Task goal. Repeat every record exactly, but keep images out of the copy.

Records provided.
+ + + + +
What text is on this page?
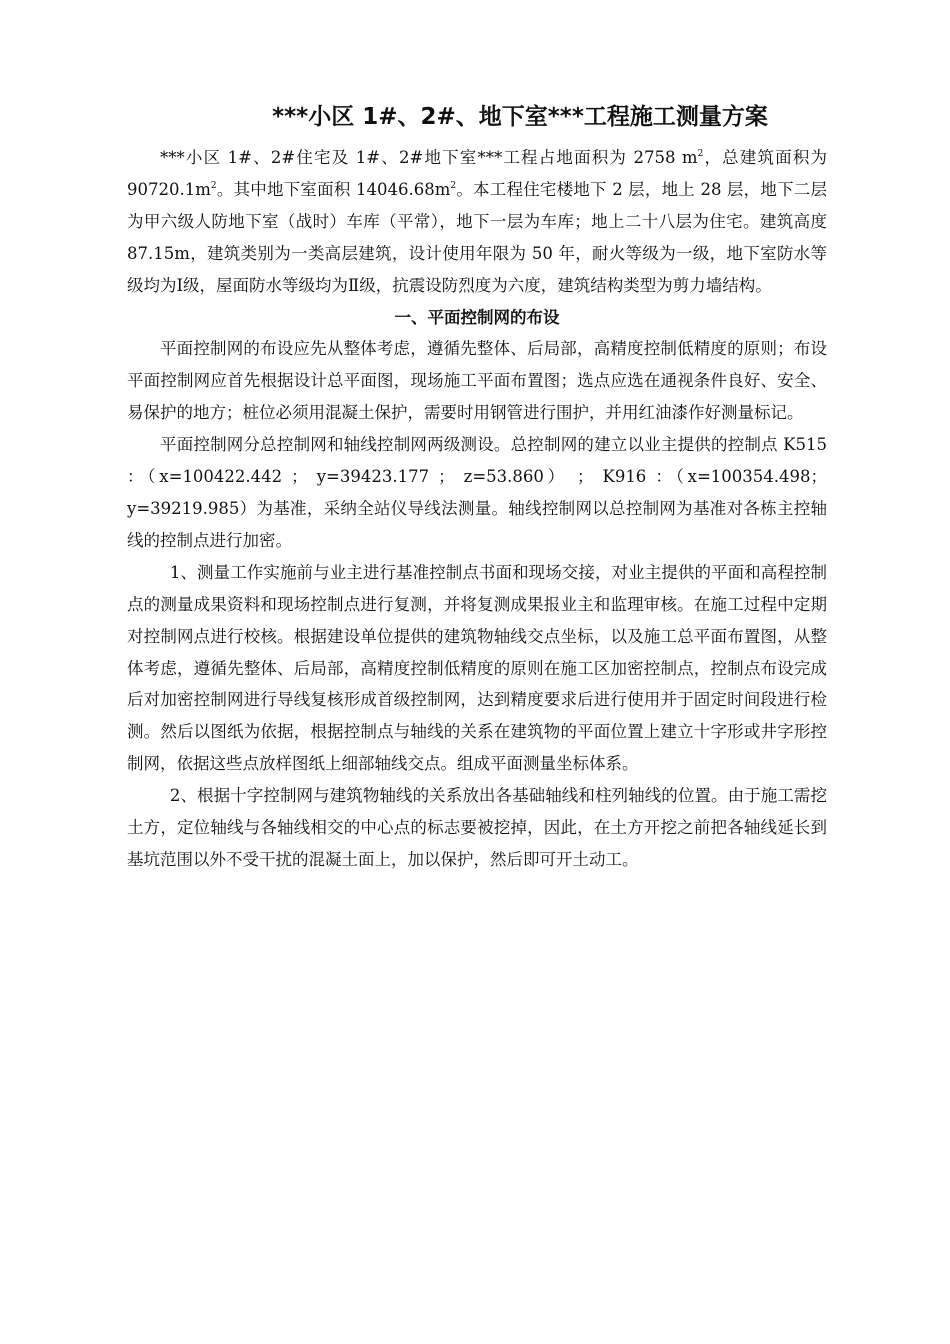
***小区 1#、2#、地下室***工程施工测量方案

***小区 1#、2#住宅及 1#、2#地下室***工程占地面积为 2758 $m^2$，总建筑面积为 $90720.1m^2$。其中地下室面积 $14046.68m^2$。本工程住宅楼地下 2 层，地上 28 层，地下二层为甲六级人防地下室（战时）车库（平常），地下一层为车库；地上二十八层为住宅。建筑高度 87.15m，建筑类别为一类高层建筑，设计使用年限为 50 年，耐火等级为一级，地下室防水等级均为Ⅰ级，屋面防水等级均为Ⅱ级，抗震设防烈度为六度，建筑结构类型为剪力墙结构。

一、平面控制网的布设

平面控制网的布设应先从整体考虑，遵循先整体、后局部，高精度控制低精度的原则；布设平面控制网应首先根据设计总平面图，现场施工平面布置图；选点应选在通视条件良好、安全、易保护的地方；桩位必须用混凝土保护，需要时用钢管进行围护，并用红油漆作好测量标记。

平面控制网分总控制网和轴线控制网两级测设。总控制网的建立以业主提供的控制点 K515 ：（x=100422.442 ； y=39423.177 ； z=53.860） ； K916 ：（x=100354.498；y=39219.985）为基准，采纳全站仪导线法测量。轴线控制网以总控制网为基准对各栋主控轴线的控制点进行加密。

1、测量工作实施前与业主进行基准控制点书面和现场交接，对业主提供的平面和高程控制点的测量成果资料和现场控制点进行复测，并将复测成果报业主和监理审核。在施工过程中定期对控制网点进行校核。根据建设单位提供的建筑物轴线交点坐标，以及施工总平面布置图，从整体考虑，遵循先整体、后局部，高精度控制低精度的原则在施工区加密控制点，控制点布设完成后对加密控制网进行导线复核形成首级控制网，达到精度要求后进行使用并于固定时间段进行检测。然后以图纸为依据，根据控制点与轴线的关系在建筑物的平面位置上建立十字形或井字形控制网，依据这些点放样图纸上细部轴线交点。组成平面测量坐标体系。

2、根据十字控制网与建筑物轴线的关系放出各基础轴线和柱列轴线的位置。由于施工需挖土方，定位轴线与各轴线相交的中心点的标志要被挖掉，因此，在土方开挖之前把各轴线延长到基坑范围以外不受干扰的混凝土面上，加以保护，然后即可开土动工。
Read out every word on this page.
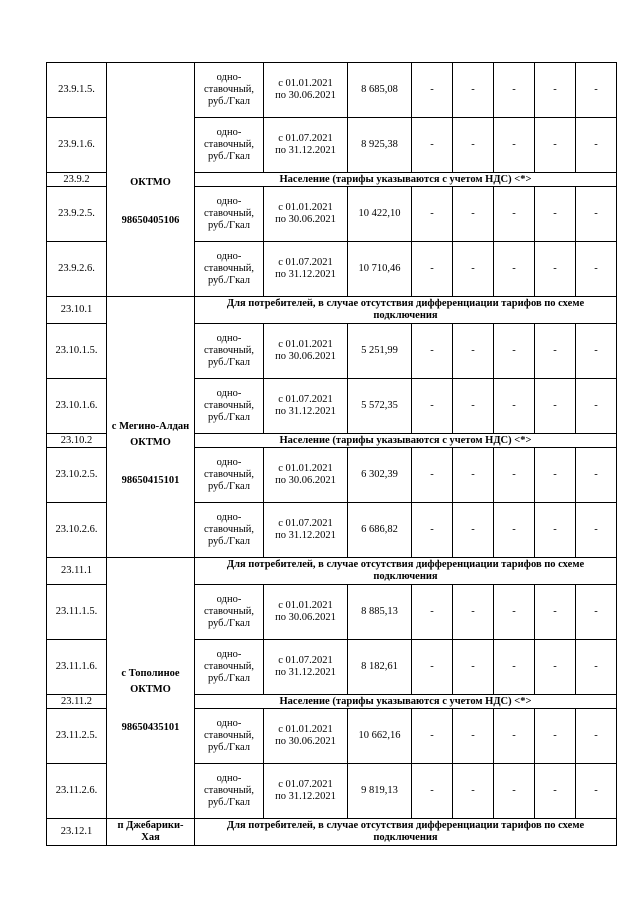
23.9.1.5.	ОКТМО
98650405106	одно-
ставочный,
руб./Гкал	с 01.01.2021
по 30.06.2021	8 685,08	-	-	-	-	-
23.9.1.6.		одно-
ставочный,
руб./Гкал	с 01.07.2021
по 31.12.2021	8 925,38	-	-	-	-	-
23.9.2		Население (тарифы указываются с учетом НДС) <*>							
23.9.2.5.		одно-
ставочный,
руб./Гкал	с 01.01.2021
по 30.06.2021	10 422,10	-	-	-	-	-
23.9.2.6.		одно-
ставочный,
руб./Гкал	с 01.07.2021
по 31.12.2021	10 710,46	-	-	-	-	-
23.10.1	с Мегино-Алдан
ОКТМО
98650415101	Для потребителей, в случае отсутствия дифференциации тарифов по схеме подключения							
23.10.1.5.		одно-
ставочный,
руб./Гкал	с 01.01.2021
по 30.06.2021	5 251,99	-	-	-	-	-
23.10.1.6.		одно-
ставочный,
руб./Гкал	с 01.07.2021
по 31.12.2021	5 572,35	-	-	-	-	-
23.10.2		Население (тарифы указываются с учетом НДС) <*>							
23.10.2.5.		одно-
ставочный,
руб./Гкал	с 01.01.2021
по 30.06.2021	6 302,39	-	-	-	-	-
23.10.2.6.		одно-
ставочный,
руб./Гкал	с 01.07.2021
по 31.12.2021	6 686,82	-	-	-	-	-
23.11.1	с Тополиное
ОКТМО
98650435101	Для потребителей, в случае отсутствия дифференциации тарифов по схеме подключения							
23.11.1.5.		одно-
ставочный,
руб./Гкал	с 01.01.2021
по 30.06.2021	8 885,13	-	-	-	-	-
23.11.1.6.		одно-
ставочный,
руб./Гкал	с 01.07.2021
по 31.12.2021	8 182,61	-	-	-	-	-
23.11.2		Население (тарифы указываются с учетом НДС) <*>							
23.11.2.5.		одно-
ставочный,
руб./Гкал	с 01.01.2021
по 30.06.2021	10 662,16	-	-	-	-	-
23.11.2.6.		одно-
ставочный,
руб./Гкал	с 01.07.2021
по 31.12.2021	9 819,13	-	-	-	-	-
23.12.1	п Джебарики-Хая	Для потребителей, в случае отсутствия дифференциации тарифов по схеме подключения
+ + + + +
Finished task.
What text is on this page?
***小区 1#、2#、地下室***工程施工测量方案

***小区 1#、2#住宅及 1#、2#地下室***工程占地面积为 2758 $m^2$，总建筑面积为 $90720.1m^2$。其中地下室面积 $14046.68m^2$。本工程住宅楼地下 2 层，地上 28 层，地下二层为甲六级人防地下室（战时）车库（平常），地下一层为车库；地上二十八层为住宅。建筑高度 87.15m，建筑类别为一类高层建筑，设计使用年限为 50 年，耐火等级为一级，地下室防水等级均为Ⅰ级，屋面防水等级均为Ⅱ级，抗震设防烈度为六度，建筑结构类型为剪力墙结构。

一、平面控制网的布设

平面控制网的布设应先从整体考虑，遵循先整体、后局部，高精度控制低精度的原则；布设平面控制网应首先根据设计总平面图，现场施工平面布置图；选点应选在通视条件良好、安全、易保护的地方；桩位必须用混凝土保护，需要时用钢管进行围护，并用红油漆作好测量标记。

平面控制网分总控制网和轴线控制网两级测设。总控制网的建立以业主提供的控制点 K515 ：（x=100422.442 ； y=39423.177 ； z=53.860） ； K916 ：（x=100354.498；y=39219.985）为基准，采纳全站仪导线法测量。轴线控制网以总控制网为基准对各栋主控轴线的控制点进行加密。

1、测量工作实施前与业主进行基准控制点书面和现场交接，对业主提供的平面和高程控制点的测量成果资料和现场控制点进行复测，并将复测成果报业主和监理审核。在施工过程中定期对控制网点进行校核。根据建设单位提供的建筑物轴线交点坐标，以及施工总平面布置图，从整体考虑，遵循先整体、后局部，高精度控制低精度的原则在施工区加密控制点，控制点布设完成后对加密控制网进行导线复核形成首级控制网，达到精度要求后进行使用并于固定时间段进行检测。然后以图纸为依据，根据控制点与轴线的关系在建筑物的平面位置上建立十字形或井字形控制网，依据这些点放样图纸上细部轴线交点。组成平面测量坐标体系。

2、根据十字控制网与建筑物轴线的关系放出各基础轴线和柱列轴线的位置。由于施工需挖土方，定位轴线与各轴线相交的中心点的标志要被挖掉，因此，在土方开挖之前把各轴线延长到基坑范围以外不受干扰的混凝土面上，加以保护，然后即可开土动工。
Read out every word on this page.
23.9.1.5.	ОКТМО
98650405106	одно-
ставочный,
руб./Гкал	с 01.01.2021
по 30.06.2021	8 685,08	-	-	-	-	-
23.9.1.6.		одно-
ставочный,
руб./Гкал	с 01.07.2021
по 31.12.2021	8 925,38	-	-	-	-	-
23.9.2		Население (тарифы указываются с учетом НДС) <*>							
23.9.2.5.		одно-
ставочный,
руб./Гкал	с 01.01.2021
по 30.06.2021	10 422,10	-	-	-	-	-
23.9.2.6.		одно-
ставочный,
руб./Гкал	с 01.07.2021
по 31.12.2021	10 710,46	-	-	-	-	-
23.10.1	с Мегино-Алдан
ОКТМО
98650415101	Для потребителей, в случае отсутствия дифференциации тарифов по схеме подключения							
23.10.1.5.		одно-
ставочный,
руб./Гкал	с 01.01.2021
по 30.06.2021	5 251,99	-	-	-	-	-
23.10.1.6.		одно-
ставочный,
руб./Гкал	с 01.07.2021
по 31.12.2021	5 572,35	-	-	-	-	-
23.10.2		Население (тарифы указываются с учетом НДС) <*>							
23.10.2.5.		одно-
ставочный,
руб./Гкал	с 01.01.2021
по 30.06.2021	6 302,39	-	-	-	-	-
23.10.2.6.		одно-
ставочный,
руб./Гкал	с 01.07.2021
по 31.12.2021	6 686,82	-	-	-	-	-
23.11.1	с Тополиное
ОКТМО
98650435101	Для потребителей, в случае отсутствия дифференциации тарифов по схеме подключения							
23.11.1.5.		одно-
ставочный,
руб./Гкал	с 01.01.2021
по 30.06.2021	8 885,13	-	-	-	-	-
23.11.1.6.		одно-
ставочный,
руб./Гкал	с 01.07.2021
по 31.12.2021	8 182,61	-	-	-	-	-
23.11.2		Население (тарифы указываются с учетом НДС) <*>							
23.11.2.5.		одно-
ставочный,
руб./Гкал	с 01.01.2021
по 30.06.2021	10 662,16	-	-	-	-	-
23.11.2.6.		одно-
ставочный,
руб./Гкал	с 01.07.2021
по 31.12.2021	9 819,13	-	-	-	-	-
23.12.1	п Джебарики-Хая	Для потребителей, в случае отсутствия дифференциации тарифов по схеме подключения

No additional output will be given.